--- START Supplied passage ---

It’s October once again and that means Respect Life Month in the church. Naturally, we need to stay on top of the big life issues, but let’s not forget the “respect” part either. It’s in day-to-day situations that each of us has a choice to make: to be respectful or its opposite.
This month is a prime time to take a refresher course on how to be respectful . . . and then to practice it. Here are some starting points:
- Don’t be rude. Pepper your speech with an abundance of words like “please,” “thank you,” “excuse me” and “I’m sorry.”
- Pick up after yourself. When finished with a drinking glass, for example, don’t leave it in the family room for someone else to deal with. Instead, take it to the kitchen and put it in the sink or dishwasher.
- Don’t bully others. This doesn’t just apply to kids. Watch not only the words that you use, but also the tone in which you say them. Don’t pressure others when they say “no” to a request.
- Listen to your elders. Honor them by visiting frequently, especially if they live alone or in nursing facilities.
- Treat the property of others with care. Pope Francis has often said that the Earth is our “common home.” Doing things like not littering or not wasting resources can be an act of respect and charity.
- Take care with social media. Use it as a vehicle to truly be social (and build bridges) rather than antisocial (and sow division).

--- END Supplied passage ---
--- START Items ---

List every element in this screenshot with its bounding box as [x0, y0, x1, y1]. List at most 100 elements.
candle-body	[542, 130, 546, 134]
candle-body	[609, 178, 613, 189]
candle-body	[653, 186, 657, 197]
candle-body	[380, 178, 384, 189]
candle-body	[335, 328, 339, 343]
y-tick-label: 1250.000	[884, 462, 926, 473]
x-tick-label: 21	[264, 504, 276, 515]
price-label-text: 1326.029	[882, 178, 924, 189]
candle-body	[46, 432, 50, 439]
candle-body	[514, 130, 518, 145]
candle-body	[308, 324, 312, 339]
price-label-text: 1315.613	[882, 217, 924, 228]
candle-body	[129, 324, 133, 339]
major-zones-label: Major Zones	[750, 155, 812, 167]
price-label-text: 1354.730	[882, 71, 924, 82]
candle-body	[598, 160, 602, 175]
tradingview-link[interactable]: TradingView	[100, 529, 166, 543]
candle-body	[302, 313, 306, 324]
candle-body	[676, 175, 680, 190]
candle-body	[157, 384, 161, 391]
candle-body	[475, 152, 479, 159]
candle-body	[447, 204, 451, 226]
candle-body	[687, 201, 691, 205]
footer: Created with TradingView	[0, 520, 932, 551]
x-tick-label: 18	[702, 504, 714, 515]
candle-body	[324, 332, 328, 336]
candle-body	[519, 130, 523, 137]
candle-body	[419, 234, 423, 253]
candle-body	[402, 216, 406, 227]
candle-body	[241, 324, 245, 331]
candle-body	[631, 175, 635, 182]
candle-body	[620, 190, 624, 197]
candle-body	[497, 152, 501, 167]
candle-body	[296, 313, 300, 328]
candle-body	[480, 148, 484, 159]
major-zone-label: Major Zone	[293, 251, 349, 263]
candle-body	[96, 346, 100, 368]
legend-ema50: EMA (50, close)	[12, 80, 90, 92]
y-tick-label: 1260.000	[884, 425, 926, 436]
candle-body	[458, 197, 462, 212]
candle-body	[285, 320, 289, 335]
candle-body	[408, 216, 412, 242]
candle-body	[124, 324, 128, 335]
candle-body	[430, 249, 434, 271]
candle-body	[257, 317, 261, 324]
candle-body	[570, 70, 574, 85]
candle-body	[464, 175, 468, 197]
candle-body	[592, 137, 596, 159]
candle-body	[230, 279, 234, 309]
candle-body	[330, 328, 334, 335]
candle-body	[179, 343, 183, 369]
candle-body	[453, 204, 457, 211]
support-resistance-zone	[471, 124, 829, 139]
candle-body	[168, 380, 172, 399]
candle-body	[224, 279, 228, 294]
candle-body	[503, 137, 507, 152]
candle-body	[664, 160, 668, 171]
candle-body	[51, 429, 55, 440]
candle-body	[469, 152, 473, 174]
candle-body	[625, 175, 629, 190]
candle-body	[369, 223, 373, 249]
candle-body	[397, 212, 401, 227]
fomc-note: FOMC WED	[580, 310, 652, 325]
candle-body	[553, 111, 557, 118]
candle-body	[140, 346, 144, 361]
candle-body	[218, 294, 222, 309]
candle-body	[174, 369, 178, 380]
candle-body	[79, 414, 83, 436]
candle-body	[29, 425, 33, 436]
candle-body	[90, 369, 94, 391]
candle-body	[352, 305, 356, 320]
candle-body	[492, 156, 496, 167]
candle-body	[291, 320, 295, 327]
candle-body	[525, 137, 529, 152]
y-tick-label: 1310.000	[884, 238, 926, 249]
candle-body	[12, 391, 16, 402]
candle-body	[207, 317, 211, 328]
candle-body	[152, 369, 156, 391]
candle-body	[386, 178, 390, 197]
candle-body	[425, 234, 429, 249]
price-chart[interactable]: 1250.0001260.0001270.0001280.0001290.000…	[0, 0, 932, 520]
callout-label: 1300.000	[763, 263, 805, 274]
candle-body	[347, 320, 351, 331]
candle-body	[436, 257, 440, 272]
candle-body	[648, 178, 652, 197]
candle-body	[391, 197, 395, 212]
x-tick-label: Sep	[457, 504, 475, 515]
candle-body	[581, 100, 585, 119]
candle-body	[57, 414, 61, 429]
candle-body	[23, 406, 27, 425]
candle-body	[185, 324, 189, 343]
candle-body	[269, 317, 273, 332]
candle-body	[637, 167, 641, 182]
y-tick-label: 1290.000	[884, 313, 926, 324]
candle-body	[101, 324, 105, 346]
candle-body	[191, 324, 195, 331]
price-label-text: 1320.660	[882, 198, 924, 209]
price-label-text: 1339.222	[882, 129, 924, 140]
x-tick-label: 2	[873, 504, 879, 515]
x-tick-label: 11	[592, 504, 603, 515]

--- END Items ---

Aim: Pick up the passage above on practicing respect during Respect Life Month and continue it after its final tip about social media.

Response:
- Enter into the messiness of life. Jesus didn’t avoid widows and orphans, the poor, the sick, or those considered sinners or outsiders. There’s no shortage of people, maybe even in our family or parish, who are struggling physically, mentally or emotionally. Reaching out to them — in person, by phone or in a letter or email — with encouragement, rather than judgment, could be a beacon of hope to a suffering soul.
Vienna Cobb Anderson has written this little prayer, found on the belief.net site. How about saying it at the beginning or end of each day this Respect Life Month:
“Most merciful God, there are many in this city who hate themselves, who consider their lives worthless, who have not known the healing of love. Touch them with the wonder and power of your transforming love that their lives may be made whole, that they may find fulfillment in life, that they may rejoice in your blessing.”
Now back to that football game above. Chiefs tight end Travis Kelce had a unique response to those angry fans. He pretended to take their “offending fingers” and put them in his pocket.
His unexpected, respectful and humorous response may be just what we need to turn the tide.